> _The exercise_
Using the data below, copy every line that contains the word "content".

> _Materials provided_
□ □ □

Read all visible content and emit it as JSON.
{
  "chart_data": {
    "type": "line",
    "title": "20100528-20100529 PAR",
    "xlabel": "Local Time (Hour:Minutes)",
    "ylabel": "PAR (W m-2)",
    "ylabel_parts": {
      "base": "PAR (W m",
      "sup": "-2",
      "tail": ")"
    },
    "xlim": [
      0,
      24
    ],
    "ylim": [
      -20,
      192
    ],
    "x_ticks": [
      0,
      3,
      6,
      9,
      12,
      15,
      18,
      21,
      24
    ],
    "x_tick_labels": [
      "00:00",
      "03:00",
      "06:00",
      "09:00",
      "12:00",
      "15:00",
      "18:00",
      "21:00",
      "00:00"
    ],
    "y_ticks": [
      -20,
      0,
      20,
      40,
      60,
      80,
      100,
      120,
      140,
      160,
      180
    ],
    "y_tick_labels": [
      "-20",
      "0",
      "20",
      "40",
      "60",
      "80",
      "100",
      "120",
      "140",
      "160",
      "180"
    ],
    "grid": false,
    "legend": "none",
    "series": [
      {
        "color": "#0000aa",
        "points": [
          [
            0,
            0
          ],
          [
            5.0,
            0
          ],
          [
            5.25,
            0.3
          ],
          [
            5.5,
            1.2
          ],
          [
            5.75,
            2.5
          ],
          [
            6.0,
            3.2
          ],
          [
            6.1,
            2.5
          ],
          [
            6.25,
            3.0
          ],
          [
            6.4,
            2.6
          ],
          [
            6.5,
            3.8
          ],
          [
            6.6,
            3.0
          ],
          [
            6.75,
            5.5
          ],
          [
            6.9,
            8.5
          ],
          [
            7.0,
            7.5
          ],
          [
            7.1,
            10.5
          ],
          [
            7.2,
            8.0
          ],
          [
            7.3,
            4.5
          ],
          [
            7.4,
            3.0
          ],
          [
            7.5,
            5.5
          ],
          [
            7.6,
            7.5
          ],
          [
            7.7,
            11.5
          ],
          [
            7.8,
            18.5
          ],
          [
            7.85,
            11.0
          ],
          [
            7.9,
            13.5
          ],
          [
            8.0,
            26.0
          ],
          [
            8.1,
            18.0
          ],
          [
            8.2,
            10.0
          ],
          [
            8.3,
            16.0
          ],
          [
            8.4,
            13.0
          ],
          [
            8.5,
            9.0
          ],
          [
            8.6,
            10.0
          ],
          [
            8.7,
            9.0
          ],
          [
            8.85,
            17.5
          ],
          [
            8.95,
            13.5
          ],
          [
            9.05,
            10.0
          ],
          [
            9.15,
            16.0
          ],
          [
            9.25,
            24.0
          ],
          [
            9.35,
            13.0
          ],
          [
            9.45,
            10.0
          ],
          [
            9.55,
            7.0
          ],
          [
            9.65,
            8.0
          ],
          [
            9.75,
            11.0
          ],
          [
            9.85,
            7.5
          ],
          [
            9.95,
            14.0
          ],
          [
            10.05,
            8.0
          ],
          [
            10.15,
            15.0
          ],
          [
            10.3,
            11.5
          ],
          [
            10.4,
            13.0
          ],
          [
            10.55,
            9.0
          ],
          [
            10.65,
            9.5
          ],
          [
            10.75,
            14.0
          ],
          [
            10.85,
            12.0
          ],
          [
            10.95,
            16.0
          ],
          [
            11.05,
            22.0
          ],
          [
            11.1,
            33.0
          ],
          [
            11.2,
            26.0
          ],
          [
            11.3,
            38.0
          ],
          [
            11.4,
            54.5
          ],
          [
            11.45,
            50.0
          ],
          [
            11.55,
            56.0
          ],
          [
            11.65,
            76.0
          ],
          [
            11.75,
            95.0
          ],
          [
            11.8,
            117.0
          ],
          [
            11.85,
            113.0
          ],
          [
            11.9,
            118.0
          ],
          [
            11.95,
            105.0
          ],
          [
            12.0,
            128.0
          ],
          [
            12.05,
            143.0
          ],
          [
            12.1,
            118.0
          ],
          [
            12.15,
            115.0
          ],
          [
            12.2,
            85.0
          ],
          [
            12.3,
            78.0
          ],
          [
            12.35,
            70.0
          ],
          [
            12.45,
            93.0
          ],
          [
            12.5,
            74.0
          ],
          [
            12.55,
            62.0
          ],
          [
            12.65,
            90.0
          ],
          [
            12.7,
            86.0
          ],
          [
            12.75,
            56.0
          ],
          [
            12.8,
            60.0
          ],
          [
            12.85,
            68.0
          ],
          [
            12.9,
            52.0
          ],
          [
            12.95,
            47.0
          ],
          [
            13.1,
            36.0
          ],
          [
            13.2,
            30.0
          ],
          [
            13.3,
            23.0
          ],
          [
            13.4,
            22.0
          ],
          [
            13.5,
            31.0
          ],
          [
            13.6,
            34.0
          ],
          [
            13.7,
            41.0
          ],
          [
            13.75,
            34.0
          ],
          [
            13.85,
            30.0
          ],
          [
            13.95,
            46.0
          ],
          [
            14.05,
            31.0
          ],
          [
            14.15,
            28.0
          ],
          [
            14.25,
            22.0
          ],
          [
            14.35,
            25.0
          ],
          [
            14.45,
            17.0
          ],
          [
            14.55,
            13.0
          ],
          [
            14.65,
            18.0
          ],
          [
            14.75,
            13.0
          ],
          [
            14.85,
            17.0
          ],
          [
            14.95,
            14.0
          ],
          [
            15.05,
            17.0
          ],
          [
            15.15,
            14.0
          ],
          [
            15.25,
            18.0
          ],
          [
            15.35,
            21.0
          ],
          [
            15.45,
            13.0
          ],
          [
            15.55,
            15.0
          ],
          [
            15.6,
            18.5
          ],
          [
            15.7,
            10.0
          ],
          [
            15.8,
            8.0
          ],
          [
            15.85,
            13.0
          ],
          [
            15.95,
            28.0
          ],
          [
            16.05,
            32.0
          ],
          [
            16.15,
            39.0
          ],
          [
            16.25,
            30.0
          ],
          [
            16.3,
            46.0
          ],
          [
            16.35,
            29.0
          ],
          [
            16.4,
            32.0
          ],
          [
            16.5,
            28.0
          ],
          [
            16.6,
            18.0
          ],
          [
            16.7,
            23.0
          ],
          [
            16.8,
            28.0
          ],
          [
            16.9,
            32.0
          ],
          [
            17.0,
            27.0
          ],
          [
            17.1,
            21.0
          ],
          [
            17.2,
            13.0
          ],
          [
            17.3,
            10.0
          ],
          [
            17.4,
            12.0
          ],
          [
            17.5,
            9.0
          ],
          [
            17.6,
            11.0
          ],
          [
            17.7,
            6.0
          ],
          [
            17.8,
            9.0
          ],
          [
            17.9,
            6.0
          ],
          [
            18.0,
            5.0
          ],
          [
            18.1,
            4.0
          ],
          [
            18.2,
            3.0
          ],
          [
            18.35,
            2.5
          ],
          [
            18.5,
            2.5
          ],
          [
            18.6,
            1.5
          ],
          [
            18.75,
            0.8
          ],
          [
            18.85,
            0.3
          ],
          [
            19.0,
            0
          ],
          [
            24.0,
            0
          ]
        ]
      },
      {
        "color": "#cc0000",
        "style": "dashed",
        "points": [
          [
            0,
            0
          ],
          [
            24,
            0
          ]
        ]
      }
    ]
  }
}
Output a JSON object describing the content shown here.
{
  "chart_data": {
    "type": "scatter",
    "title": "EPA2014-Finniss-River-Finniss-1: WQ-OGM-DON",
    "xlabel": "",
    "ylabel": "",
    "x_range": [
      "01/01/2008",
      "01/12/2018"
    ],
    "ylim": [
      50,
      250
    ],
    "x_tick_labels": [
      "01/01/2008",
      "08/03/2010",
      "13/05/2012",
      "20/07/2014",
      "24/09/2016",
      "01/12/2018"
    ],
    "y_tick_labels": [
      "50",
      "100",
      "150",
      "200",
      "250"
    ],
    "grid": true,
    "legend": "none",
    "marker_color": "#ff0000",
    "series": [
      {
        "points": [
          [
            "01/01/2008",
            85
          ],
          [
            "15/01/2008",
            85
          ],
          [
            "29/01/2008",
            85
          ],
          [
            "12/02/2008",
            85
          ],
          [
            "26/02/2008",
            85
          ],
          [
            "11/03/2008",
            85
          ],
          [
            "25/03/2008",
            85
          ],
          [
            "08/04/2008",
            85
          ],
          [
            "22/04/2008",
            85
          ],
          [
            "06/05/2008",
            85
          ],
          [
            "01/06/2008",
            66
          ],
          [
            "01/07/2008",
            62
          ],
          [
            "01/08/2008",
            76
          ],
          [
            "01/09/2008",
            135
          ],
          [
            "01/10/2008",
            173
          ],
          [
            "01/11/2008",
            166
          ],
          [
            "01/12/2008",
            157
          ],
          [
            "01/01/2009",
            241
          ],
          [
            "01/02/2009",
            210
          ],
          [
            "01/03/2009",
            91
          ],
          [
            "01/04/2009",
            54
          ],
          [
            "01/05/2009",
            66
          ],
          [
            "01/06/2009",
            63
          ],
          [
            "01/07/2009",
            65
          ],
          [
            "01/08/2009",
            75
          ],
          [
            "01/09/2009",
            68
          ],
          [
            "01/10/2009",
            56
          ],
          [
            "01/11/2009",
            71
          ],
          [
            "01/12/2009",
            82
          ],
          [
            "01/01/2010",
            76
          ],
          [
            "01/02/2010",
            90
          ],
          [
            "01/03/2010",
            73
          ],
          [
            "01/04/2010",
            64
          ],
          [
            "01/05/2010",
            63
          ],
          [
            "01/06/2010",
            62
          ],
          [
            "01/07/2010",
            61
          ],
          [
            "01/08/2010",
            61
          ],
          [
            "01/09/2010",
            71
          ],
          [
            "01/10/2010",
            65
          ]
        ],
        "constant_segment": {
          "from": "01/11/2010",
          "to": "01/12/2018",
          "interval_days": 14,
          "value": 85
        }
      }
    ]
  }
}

□ □ □

> _Right answer_
Read all visible content and emit it as JSON.
Output a JSON object describing the content shown here.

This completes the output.